- _SHORT TASK_
Repeat the records in full and exactly, omitting pictures.

Start INFORMATION GIVEN

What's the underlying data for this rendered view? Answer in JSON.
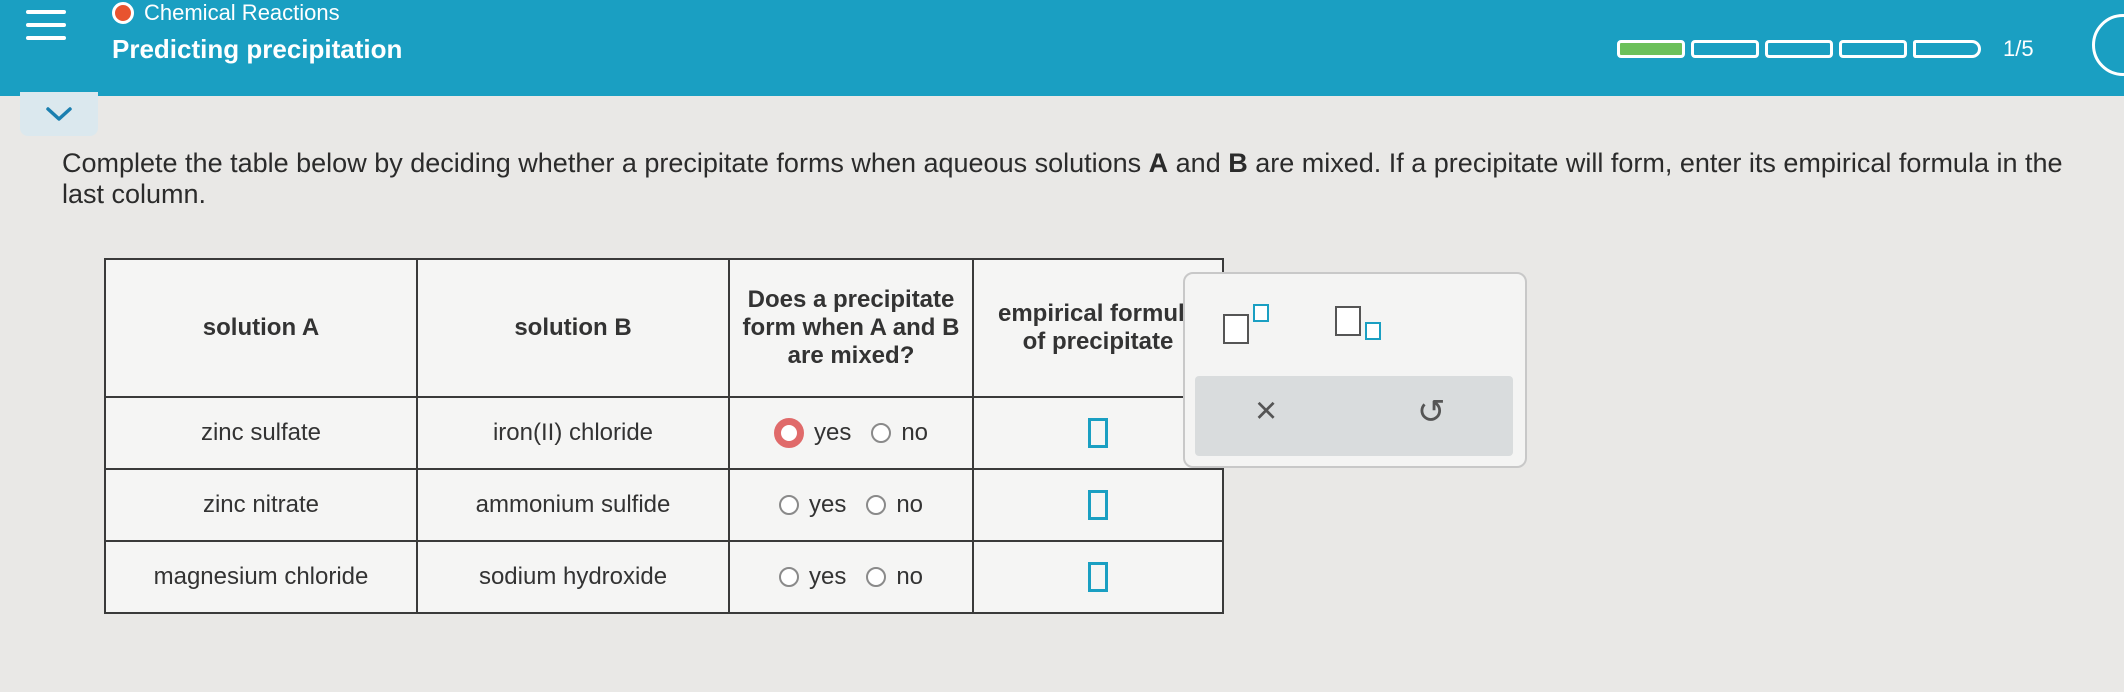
{
  "header": {
    "topic": "Chemical Reactions",
    "title": "Predicting precipitation",
    "progress_text": "1/5",
    "progress_fraction": 0.2,
    "colors": {
      "bar": "#1a9fc2",
      "progress_fill": "#6cc05a",
      "topic_dot": "#e8542f"
    }
  },
  "instructions": {
    "part1": "Complete the table below by deciding whether a precipitate forms when aqueous solutions ",
    "a": "A",
    "and": " and ",
    "b": "B",
    "part2": " are mixed. If a precipitate will form, enter its empirical formula in the last column."
  },
  "table": {
    "headers": [
      "solution A",
      "solution B",
      "Does a precipitate form when A and B are mixed?",
      "empirical formula of precipitate"
    ],
    "rows": [
      {
        "solution_a": "zinc sulfate",
        "solution_b": "iron(II) chloride",
        "yes": "yes",
        "no": "no"
      },
      {
        "solution_a": "zinc nitrate",
        "solution_b": "ammonium sulfide",
        "yes": "yes",
        "no": "no"
      },
      {
        "solution_a": "magnesium chloride",
        "solution_b": "sodium hydroxide",
        "yes": "yes",
        "no": "no"
      }
    ]
  },
  "palette": {
    "icons": [
      "superscript-icon",
      "subscript-icon",
      "clear-icon",
      "undo-icon"
    ],
    "clear_glyph": "×",
    "undo_glyph": "↺"
  }
}
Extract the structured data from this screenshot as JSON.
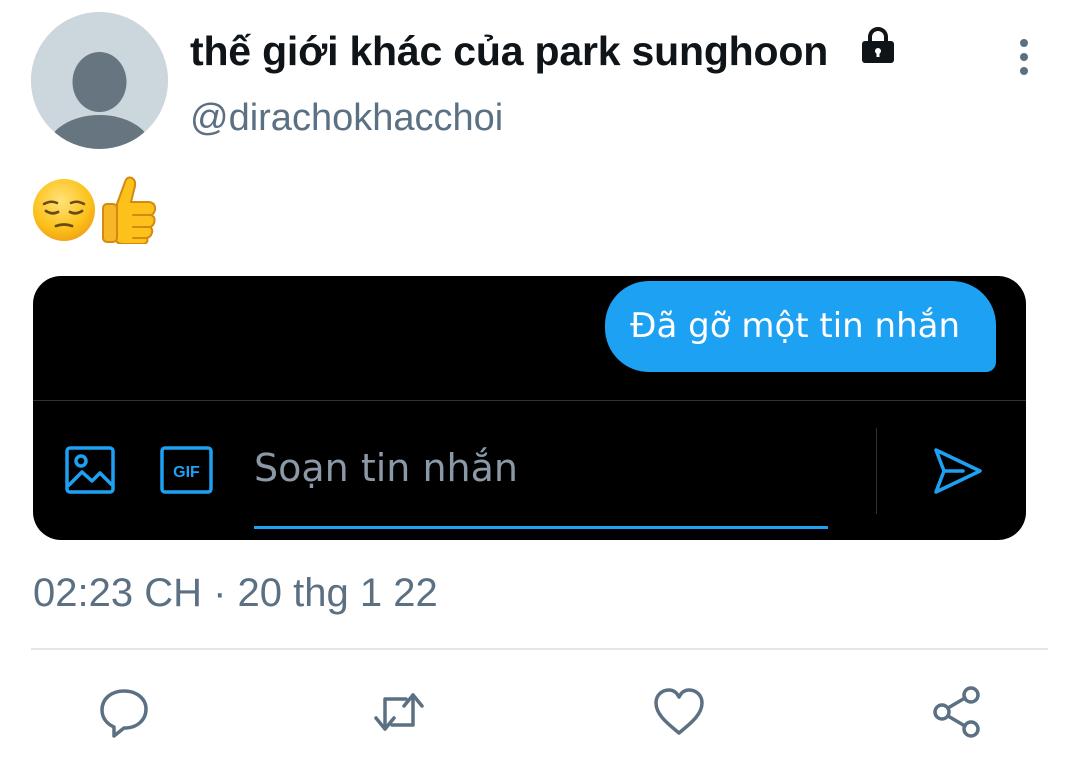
{
  "tweet": {
    "display_name": "thế giới khác của park sunghoon",
    "handle": "@dirachokhacchoi",
    "body_emojis": [
      "😔",
      "👍"
    ],
    "timestamp": "02:23 CH · 20 thg 1 22"
  },
  "dm_preview": {
    "message": "Đã gỡ một tin nhắn",
    "compose": {
      "placeholder": "Soạn tin nhắn",
      "gif_label": "GIF"
    }
  },
  "icons": {
    "avatar": "default-avatar",
    "protected": "lock-icon",
    "more": "more-vertical-icon",
    "attach_image": "image-icon",
    "attach_gif": "gif-icon",
    "send": "send-icon",
    "actions": [
      "reply-icon",
      "retweet-icon",
      "like-icon",
      "share-icon"
    ]
  },
  "colors": {
    "accent": "#1da1f2",
    "secondary_text": "#5b7083",
    "card_background": "#000000",
    "action_icon": "#5b7083"
  }
}
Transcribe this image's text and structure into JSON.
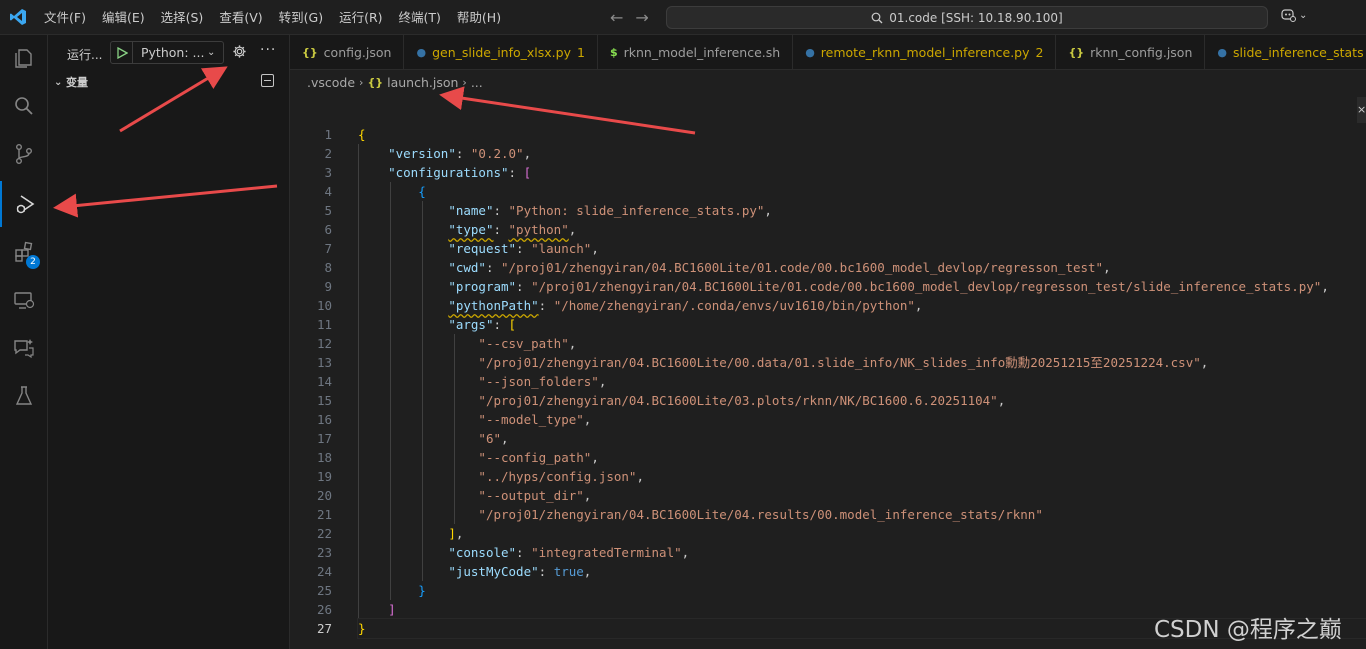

End INFORMATION GIVEN

- _OUTPUT OF THE EXERCISE_
What's the underlying data for this rendered view? Answer in JSON.
{
  "header": {
    "topic": "Chemical Reactions",
    "title": "Predicting precipitation",
    "progress_text": "1/5",
    "progress_fraction": 0.2,
    "colors": {
      "bar": "#1a9fc2",
      "progress_fill": "#6cc05a",
      "topic_dot": "#e8542f"
    }
  },
  "instructions": {
    "part1": "Complete the table below by deciding whether a precipitate forms when aqueous solutions ",
    "a": "A",
    "and": " and ",
    "b": "B",
    "part2": " are mixed. If a precipitate will form, enter its empirical formula in the last column."
  },
  "table": {
    "headers": [
      "solution A",
      "solution B",
      "Does a precipitate form when A and B are mixed?",
      "empirical formula of precipitate"
    ],
    "rows": [
      {
        "solution_a": "zinc sulfate",
        "solution_b": "iron(II) chloride",
        "yes": "yes",
        "no": "no"
      },
      {
        "solution_a": "zinc nitrate",
        "solution_b": "ammonium sulfide",
        "yes": "yes",
        "no": "no"
      },
      {
        "solution_a": "magnesium chloride",
        "solution_b": "sodium hydroxide",
        "yes": "yes",
        "no": "no"
      }
    ]
  },
  "palette": {
    "icons": [
      "superscript-icon",
      "subscript-icon",
      "clear-icon",
      "undo-icon"
    ],
    "clear_glyph": "×",
    "undo_glyph": "↺"
  }
}
Extract the structured data from this screenshot as JSON.
{
  "tweet": {
    "display_name": "thế giới khác của park sunghoon",
    "handle": "@dirachokhacchoi",
    "body_emojis": [
      "😔",
      "👍"
    ],
    "timestamp": "02:23 CH · 20 thg 1 22"
  },
  "dm_preview": {
    "message": "Đã gỡ một tin nhắn",
    "compose": {
      "placeholder": "Soạn tin nhắn",
      "gif_label": "GIF"
    }
  },
  "icons": {
    "avatar": "default-avatar",
    "protected": "lock-icon",
    "more": "more-vertical-icon",
    "attach_image": "image-icon",
    "attach_gif": "gif-icon",
    "send": "send-icon",
    "actions": [
      "reply-icon",
      "retweet-icon",
      "like-icon",
      "share-icon"
    ]
  },
  "colors": {
    "accent": "#1da1f2",
    "secondary_text": "#5b7083",
    "card_background": "#000000",
    "action_icon": "#5b7083"
  }
}
Transcribe this image's text and structure into JSON.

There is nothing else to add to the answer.